Source data:
⟨
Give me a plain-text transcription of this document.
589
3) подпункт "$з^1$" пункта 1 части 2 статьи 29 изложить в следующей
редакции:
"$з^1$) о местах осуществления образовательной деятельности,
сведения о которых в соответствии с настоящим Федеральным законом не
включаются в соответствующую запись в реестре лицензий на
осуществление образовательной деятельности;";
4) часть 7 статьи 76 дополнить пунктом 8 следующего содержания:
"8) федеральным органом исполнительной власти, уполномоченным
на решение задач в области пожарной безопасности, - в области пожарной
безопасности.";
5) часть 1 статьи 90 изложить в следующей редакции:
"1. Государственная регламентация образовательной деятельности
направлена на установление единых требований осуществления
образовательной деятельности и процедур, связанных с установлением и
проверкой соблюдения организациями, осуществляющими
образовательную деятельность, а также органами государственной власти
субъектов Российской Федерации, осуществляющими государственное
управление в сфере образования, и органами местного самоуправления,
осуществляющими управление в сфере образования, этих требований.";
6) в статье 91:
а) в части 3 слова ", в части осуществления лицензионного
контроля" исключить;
⟩
→ **THE PROBLEM**:
Locate all lines in the listing above with the word "часть". Copy them.

→ **ANSWER IN FULL**:
4) часть 7 статьи 76 дополнить пунктом 8 следующего содержания:
5) часть 1 статьи 90 изложить в следующей редакции:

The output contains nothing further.